■ EXERCISE INPUTS
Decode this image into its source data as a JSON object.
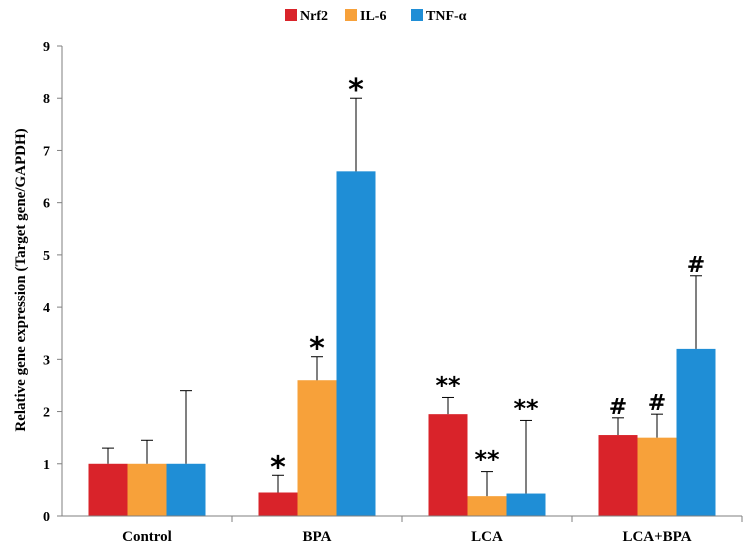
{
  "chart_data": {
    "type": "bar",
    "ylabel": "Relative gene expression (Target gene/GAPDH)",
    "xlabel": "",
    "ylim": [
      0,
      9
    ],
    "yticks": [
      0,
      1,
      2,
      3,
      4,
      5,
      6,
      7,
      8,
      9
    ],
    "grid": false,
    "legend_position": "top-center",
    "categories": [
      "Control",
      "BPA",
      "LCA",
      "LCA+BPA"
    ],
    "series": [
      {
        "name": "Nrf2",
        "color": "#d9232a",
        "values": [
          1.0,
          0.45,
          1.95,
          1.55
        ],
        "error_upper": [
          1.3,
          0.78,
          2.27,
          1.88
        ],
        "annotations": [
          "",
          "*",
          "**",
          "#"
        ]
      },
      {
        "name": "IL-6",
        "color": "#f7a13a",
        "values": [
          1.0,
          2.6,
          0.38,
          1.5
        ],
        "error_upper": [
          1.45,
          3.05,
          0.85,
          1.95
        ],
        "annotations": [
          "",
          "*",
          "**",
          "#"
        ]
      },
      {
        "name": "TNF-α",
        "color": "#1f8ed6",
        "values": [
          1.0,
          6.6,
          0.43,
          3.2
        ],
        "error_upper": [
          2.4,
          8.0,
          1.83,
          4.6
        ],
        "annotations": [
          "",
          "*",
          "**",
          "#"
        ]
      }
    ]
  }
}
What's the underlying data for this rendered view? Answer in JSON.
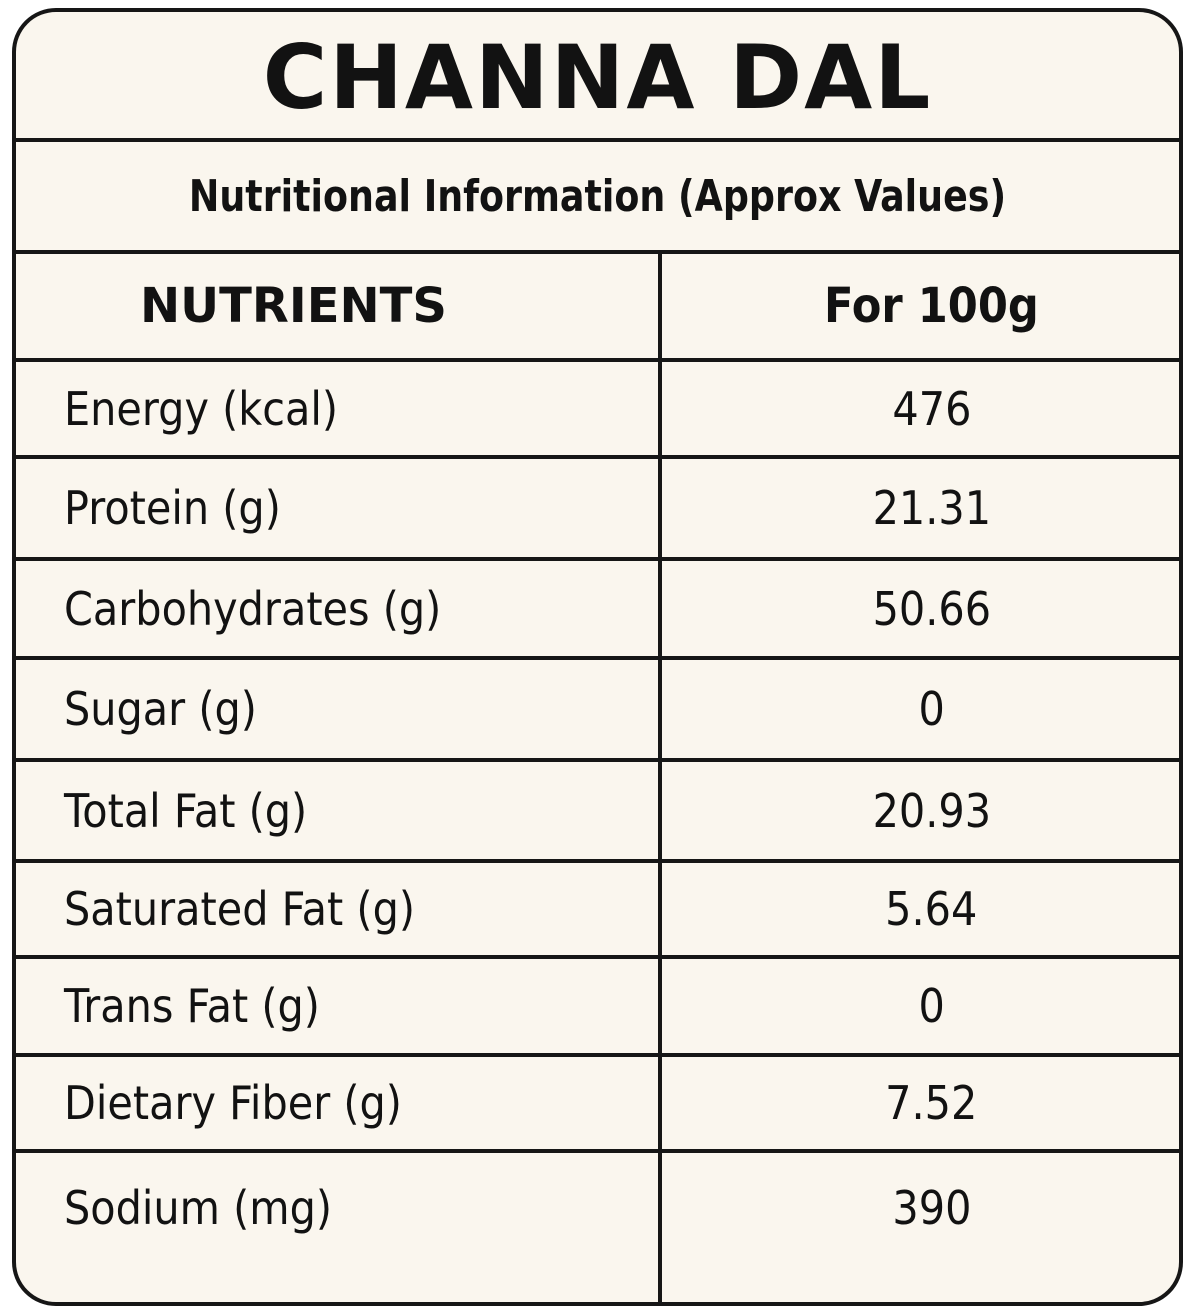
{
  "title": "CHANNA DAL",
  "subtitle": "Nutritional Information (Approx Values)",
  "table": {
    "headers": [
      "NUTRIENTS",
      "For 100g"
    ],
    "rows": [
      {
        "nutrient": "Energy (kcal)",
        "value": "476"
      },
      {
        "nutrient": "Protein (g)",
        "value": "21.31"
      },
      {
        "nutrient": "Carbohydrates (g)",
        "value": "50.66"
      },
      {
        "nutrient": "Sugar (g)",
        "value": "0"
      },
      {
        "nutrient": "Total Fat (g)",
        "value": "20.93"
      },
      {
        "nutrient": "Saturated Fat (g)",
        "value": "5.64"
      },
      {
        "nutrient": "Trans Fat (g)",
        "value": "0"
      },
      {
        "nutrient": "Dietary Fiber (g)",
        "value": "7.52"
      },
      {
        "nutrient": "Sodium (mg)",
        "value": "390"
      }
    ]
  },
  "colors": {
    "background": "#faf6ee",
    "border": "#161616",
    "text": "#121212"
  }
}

■ YOUR OBJECTIVE
Every entry must be written out exactly, with all pictures left out.

■ ANSWER SECTION
Decode this image into its source data as a JSON object.
{
  "chart_data": {
    "type": "bar",
    "ylabel": "Relative gene expression (Target gene/GAPDH)",
    "xlabel": "",
    "ylim": [
      0,
      9
    ],
    "yticks": [
      0,
      1,
      2,
      3,
      4,
      5,
      6,
      7,
      8,
      9
    ],
    "grid": false,
    "legend_position": "top-center",
    "categories": [
      "Control",
      "BPA",
      "LCA",
      "LCA+BPA"
    ],
    "series": [
      {
        "name": "Nrf2",
        "color": "#d9232a",
        "values": [
          1.0,
          0.45,
          1.95,
          1.55
        ],
        "error_upper": [
          1.3,
          0.78,
          2.27,
          1.88
        ],
        "annotations": [
          "",
          "*",
          "**",
          "#"
        ]
      },
      {
        "name": "IL-6",
        "color": "#f7a13a",
        "values": [
          1.0,
          2.6,
          0.38,
          1.5
        ],
        "error_upper": [
          1.45,
          3.05,
          0.85,
          1.95
        ],
        "annotations": [
          "",
          "*",
          "**",
          "#"
        ]
      },
      {
        "name": "TNF-α",
        "color": "#1f8ed6",
        "values": [
          1.0,
          6.6,
          0.43,
          3.2
        ],
        "error_upper": [
          2.4,
          8.0,
          1.83,
          4.6
        ],
        "annotations": [
          "",
          "*",
          "**",
          "#"
        ]
      }
    ]
  }
}
What's the underlying data for this rendered view? Answer in JSON.
{
  "title": "CHANNA DAL",
  "subtitle": "Nutritional Information (Approx Values)",
  "table": {
    "headers": [
      "NUTRIENTS",
      "For 100g"
    ],
    "rows": [
      {
        "nutrient": "Energy (kcal)",
        "value": "476"
      },
      {
        "nutrient": "Protein (g)",
        "value": "21.31"
      },
      {
        "nutrient": "Carbohydrates (g)",
        "value": "50.66"
      },
      {
        "nutrient": "Sugar (g)",
        "value": "0"
      },
      {
        "nutrient": "Total Fat (g)",
        "value": "20.93"
      },
      {
        "nutrient": "Saturated Fat (g)",
        "value": "5.64"
      },
      {
        "nutrient": "Trans Fat (g)",
        "value": "0"
      },
      {
        "nutrient": "Dietary Fiber (g)",
        "value": "7.52"
      },
      {
        "nutrient": "Sodium (mg)",
        "value": "390"
      }
    ]
  },
  "colors": {
    "background": "#faf6ee",
    "border": "#161616",
    "text": "#121212"
  }
}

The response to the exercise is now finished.